- Task statement
Quote the records below in full, exactly as given, with the images taken out.
====
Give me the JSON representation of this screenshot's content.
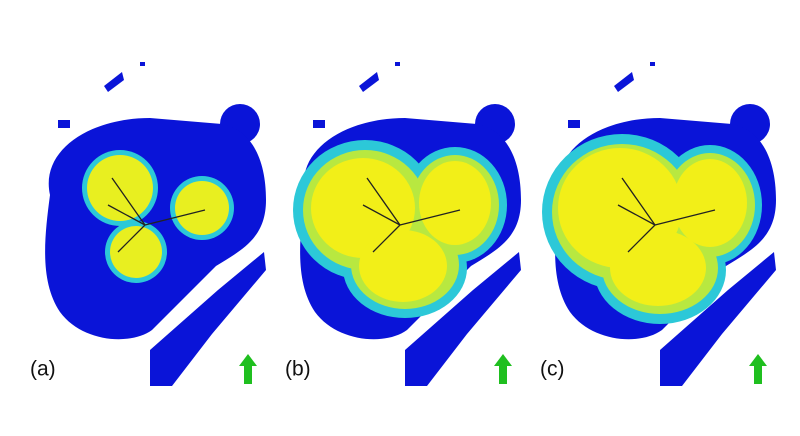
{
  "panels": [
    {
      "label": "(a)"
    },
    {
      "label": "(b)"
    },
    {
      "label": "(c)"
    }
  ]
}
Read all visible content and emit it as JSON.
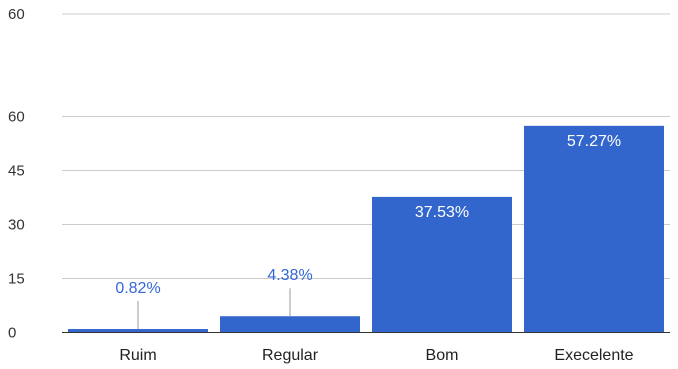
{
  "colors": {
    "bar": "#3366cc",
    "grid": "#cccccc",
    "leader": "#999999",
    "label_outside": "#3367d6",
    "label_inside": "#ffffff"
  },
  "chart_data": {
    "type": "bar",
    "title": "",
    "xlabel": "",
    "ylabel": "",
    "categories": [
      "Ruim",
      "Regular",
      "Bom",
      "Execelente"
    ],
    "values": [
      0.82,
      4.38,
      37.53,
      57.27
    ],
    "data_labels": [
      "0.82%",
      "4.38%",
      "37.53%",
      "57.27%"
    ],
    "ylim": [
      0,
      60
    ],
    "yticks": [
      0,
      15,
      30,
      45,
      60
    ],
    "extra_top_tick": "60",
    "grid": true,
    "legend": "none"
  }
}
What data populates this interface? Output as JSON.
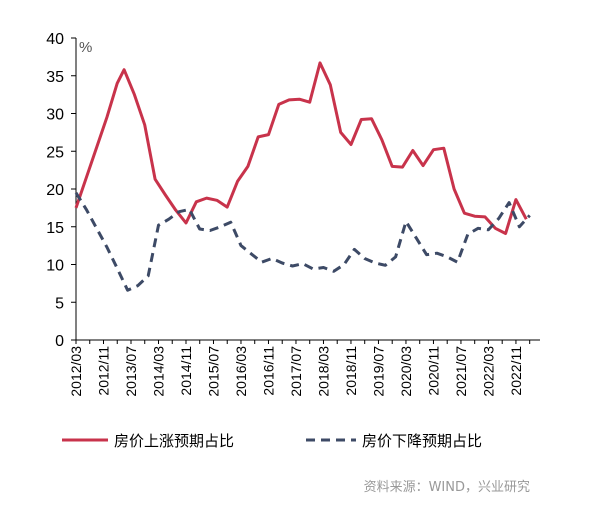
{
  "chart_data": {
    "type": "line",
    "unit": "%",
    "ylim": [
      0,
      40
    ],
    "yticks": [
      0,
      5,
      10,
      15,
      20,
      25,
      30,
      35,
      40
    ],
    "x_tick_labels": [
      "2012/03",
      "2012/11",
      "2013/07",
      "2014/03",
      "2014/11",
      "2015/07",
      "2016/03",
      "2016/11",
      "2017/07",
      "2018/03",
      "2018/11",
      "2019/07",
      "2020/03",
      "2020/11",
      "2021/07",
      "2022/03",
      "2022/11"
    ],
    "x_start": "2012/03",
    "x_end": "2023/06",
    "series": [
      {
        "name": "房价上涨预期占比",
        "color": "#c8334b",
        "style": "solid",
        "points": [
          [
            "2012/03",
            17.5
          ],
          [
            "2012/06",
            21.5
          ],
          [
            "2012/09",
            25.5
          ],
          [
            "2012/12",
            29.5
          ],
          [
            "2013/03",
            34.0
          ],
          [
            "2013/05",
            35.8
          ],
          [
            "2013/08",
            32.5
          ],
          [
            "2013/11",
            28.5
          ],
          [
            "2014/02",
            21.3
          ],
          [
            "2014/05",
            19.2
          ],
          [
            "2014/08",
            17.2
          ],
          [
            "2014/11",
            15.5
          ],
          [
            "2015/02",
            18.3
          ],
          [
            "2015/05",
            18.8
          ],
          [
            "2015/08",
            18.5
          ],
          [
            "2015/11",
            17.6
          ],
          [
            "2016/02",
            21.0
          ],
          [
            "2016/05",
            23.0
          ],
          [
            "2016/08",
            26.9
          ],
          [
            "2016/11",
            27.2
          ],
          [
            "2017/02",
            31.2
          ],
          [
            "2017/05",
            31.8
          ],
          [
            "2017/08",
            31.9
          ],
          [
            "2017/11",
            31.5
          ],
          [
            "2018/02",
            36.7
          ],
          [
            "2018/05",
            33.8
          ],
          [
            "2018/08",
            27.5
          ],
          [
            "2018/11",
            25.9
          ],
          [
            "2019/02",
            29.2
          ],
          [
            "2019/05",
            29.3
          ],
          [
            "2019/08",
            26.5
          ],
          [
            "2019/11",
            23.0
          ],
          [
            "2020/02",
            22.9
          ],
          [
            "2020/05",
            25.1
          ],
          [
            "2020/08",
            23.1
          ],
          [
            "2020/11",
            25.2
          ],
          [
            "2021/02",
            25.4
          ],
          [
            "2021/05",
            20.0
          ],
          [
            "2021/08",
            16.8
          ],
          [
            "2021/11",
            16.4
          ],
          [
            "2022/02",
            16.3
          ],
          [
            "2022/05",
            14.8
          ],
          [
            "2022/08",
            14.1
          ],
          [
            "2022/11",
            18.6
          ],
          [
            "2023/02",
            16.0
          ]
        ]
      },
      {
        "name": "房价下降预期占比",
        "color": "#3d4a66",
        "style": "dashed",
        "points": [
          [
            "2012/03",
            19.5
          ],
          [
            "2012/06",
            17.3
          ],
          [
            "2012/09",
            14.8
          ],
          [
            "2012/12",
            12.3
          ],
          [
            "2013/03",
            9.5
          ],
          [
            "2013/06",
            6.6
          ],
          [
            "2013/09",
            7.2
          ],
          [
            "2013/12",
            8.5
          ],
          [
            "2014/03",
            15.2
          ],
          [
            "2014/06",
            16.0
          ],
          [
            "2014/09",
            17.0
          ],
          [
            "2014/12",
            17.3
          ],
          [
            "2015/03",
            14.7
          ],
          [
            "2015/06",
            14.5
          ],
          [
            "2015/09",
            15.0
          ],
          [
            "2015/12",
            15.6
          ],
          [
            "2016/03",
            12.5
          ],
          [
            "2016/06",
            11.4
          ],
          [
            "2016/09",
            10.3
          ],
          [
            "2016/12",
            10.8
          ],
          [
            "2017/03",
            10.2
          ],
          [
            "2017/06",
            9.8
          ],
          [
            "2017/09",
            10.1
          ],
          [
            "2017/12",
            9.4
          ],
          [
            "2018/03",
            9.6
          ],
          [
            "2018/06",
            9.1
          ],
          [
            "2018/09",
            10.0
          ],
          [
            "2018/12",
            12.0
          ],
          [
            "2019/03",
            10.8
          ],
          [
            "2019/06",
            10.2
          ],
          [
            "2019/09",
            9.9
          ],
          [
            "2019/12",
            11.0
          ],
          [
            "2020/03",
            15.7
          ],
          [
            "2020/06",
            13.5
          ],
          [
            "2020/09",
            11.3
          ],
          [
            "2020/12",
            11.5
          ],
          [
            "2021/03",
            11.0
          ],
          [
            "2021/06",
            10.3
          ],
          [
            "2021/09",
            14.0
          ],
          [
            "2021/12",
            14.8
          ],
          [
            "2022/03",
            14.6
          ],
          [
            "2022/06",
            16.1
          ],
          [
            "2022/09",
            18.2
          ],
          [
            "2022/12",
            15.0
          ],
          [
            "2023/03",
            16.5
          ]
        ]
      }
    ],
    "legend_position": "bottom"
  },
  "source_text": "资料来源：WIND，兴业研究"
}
====
- Answer to this exercise
Give me the JSON representation of this screenshot's content.
{
  "panels": [
    {
      "label": "(a)"
    },
    {
      "label": "(b)"
    },
    {
      "label": "(c)"
    }
  ]
}
Read all visible content and emit it as JSON.
{
  "colors": {
    "bar": "#3366cc",
    "grid": "#cccccc",
    "leader": "#999999",
    "label_outside": "#3367d6",
    "label_inside": "#ffffff"
  },
  "chart_data": {
    "type": "bar",
    "title": "",
    "xlabel": "",
    "ylabel": "",
    "categories": [
      "Ruim",
      "Regular",
      "Bom",
      "Execelente"
    ],
    "values": [
      0.82,
      4.38,
      37.53,
      57.27
    ],
    "data_labels": [
      "0.82%",
      "4.38%",
      "37.53%",
      "57.27%"
    ],
    "ylim": [
      0,
      60
    ],
    "yticks": [
      0,
      15,
      30,
      45,
      60
    ],
    "extra_top_tick": "60",
    "grid": true,
    "legend": "none"
  }
}
What data populates this interface? Output as JSON.
{
  "chart_data": {
    "type": "line",
    "unit": "%",
    "ylim": [
      0,
      40
    ],
    "yticks": [
      0,
      5,
      10,
      15,
      20,
      25,
      30,
      35,
      40
    ],
    "x_tick_labels": [
      "2012/03",
      "2012/11",
      "2013/07",
      "2014/03",
      "2014/11",
      "2015/07",
      "2016/03",
      "2016/11",
      "2017/07",
      "2018/03",
      "2018/11",
      "2019/07",
      "2020/03",
      "2020/11",
      "2021/07",
      "2022/03",
      "2022/11"
    ],
    "x_start": "2012/03",
    "x_end": "2023/06",
    "series": [
      {
        "name": "房价上涨预期占比",
        "color": "#c8334b",
        "style": "solid",
        "points": [
          [
            "2012/03",
            17.5
          ],
          [
            "2012/06",
            21.5
          ],
          [
            "2012/09",
            25.5
          ],
          [
            "2012/12",
            29.5
          ],
          [
            "2013/03",
            34.0
          ],
          [
            "2013/05",
            35.8
          ],
          [
            "2013/08",
            32.5
          ],
          [
            "2013/11",
            28.5
          ],
          [
            "2014/02",
            21.3
          ],
          [
            "2014/05",
            19.2
          ],
          [
            "2014/08",
            17.2
          ],
          [
            "2014/11",
            15.5
          ],
          [
            "2015/02",
            18.3
          ],
          [
            "2015/05",
            18.8
          ],
          [
            "2015/08",
            18.5
          ],
          [
            "2015/11",
            17.6
          ],
          [
            "2016/02",
            21.0
          ],
          [
            "2016/05",
            23.0
          ],
          [
            "2016/08",
            26.9
          ],
          [
            "2016/11",
            27.2
          ],
          [
            "2017/02",
            31.2
          ],
          [
            "2017/05",
            31.8
          ],
          [
            "2017/08",
            31.9
          ],
          [
            "2017/11",
            31.5
          ],
          [
            "2018/02",
            36.7
          ],
          [
            "2018/05",
            33.8
          ],
          [
            "2018/08",
            27.5
          ],
          [
            "2018/11",
            25.9
          ],
          [
            "2019/02",
            29.2
          ],
          [
            "2019/05",
            29.3
          ],
          [
            "2019/08",
            26.5
          ],
          [
            "2019/11",
            23.0
          ],
          [
            "2020/02",
            22.9
          ],
          [
            "2020/05",
            25.1
          ],
          [
            "2020/08",
            23.1
          ],
          [
            "2020/11",
            25.2
          ],
          [
            "2021/02",
            25.4
          ],
          [
            "2021/05",
            20.0
          ],
          [
            "2021/08",
            16.8
          ],
          [
            "2021/11",
            16.4
          ],
          [
            "2022/02",
            16.3
          ],
          [
            "2022/05",
            14.8
          ],
          [
            "2022/08",
            14.1
          ],
          [
            "2022/11",
            18.6
          ],
          [
            "2023/02",
            16.0
          ]
        ]
      },
      {
        "name": "房价下降预期占比",
        "color": "#3d4a66",
        "style": "dashed",
        "points": [
          [
            "2012/03",
            19.5
          ],
          [
            "2012/06",
            17.3
          ],
          [
            "2012/09",
            14.8
          ],
          [
            "2012/12",
            12.3
          ],
          [
            "2013/03",
            9.5
          ],
          [
            "2013/06",
            6.6
          ],
          [
            "2013/09",
            7.2
          ],
          [
            "2013/12",
            8.5
          ],
          [
            "2014/03",
            15.2
          ],
          [
            "2014/06",
            16.0
          ],
          [
            "2014/09",
            17.0
          ],
          [
            "2014/12",
            17.3
          ],
          [
            "2015/03",
            14.7
          ],
          [
            "2015/06",
            14.5
          ],
          [
            "2015/09",
            15.0
          ],
          [
            "2015/12",
            15.6
          ],
          [
            "2016/03",
            12.5
          ],
          [
            "2016/06",
            11.4
          ],
          [
            "2016/09",
            10.3
          ],
          [
            "2016/12",
            10.8
          ],
          [
            "2017/03",
            10.2
          ],
          [
            "2017/06",
            9.8
          ],
          [
            "2017/09",
            10.1
          ],
          [
            "2017/12",
            9.4
          ],
          [
            "2018/03",
            9.6
          ],
          [
            "2018/06",
            9.1
          ],
          [
            "2018/09",
            10.0
          ],
          [
            "2018/12",
            12.0
          ],
          [
            "2019/03",
            10.8
          ],
          [
            "2019/06",
            10.2
          ],
          [
            "2019/09",
            9.9
          ],
          [
            "2019/12",
            11.0
          ],
          [
            "2020/03",
            15.7
          ],
          [
            "2020/06",
            13.5
          ],
          [
            "2020/09",
            11.3
          ],
          [
            "2020/12",
            11.5
          ],
          [
            "2021/03",
            11.0
          ],
          [
            "2021/06",
            10.3
          ],
          [
            "2021/09",
            14.0
          ],
          [
            "2021/12",
            14.8
          ],
          [
            "2022/03",
            14.6
          ],
          [
            "2022/06",
            16.1
          ],
          [
            "2022/09",
            18.2
          ],
          [
            "2022/12",
            15.0
          ],
          [
            "2023/03",
            16.5
          ]
        ]
      }
    ],
    "legend_position": "bottom"
  },
  "source_text": "资料来源：WIND，兴业研究"
}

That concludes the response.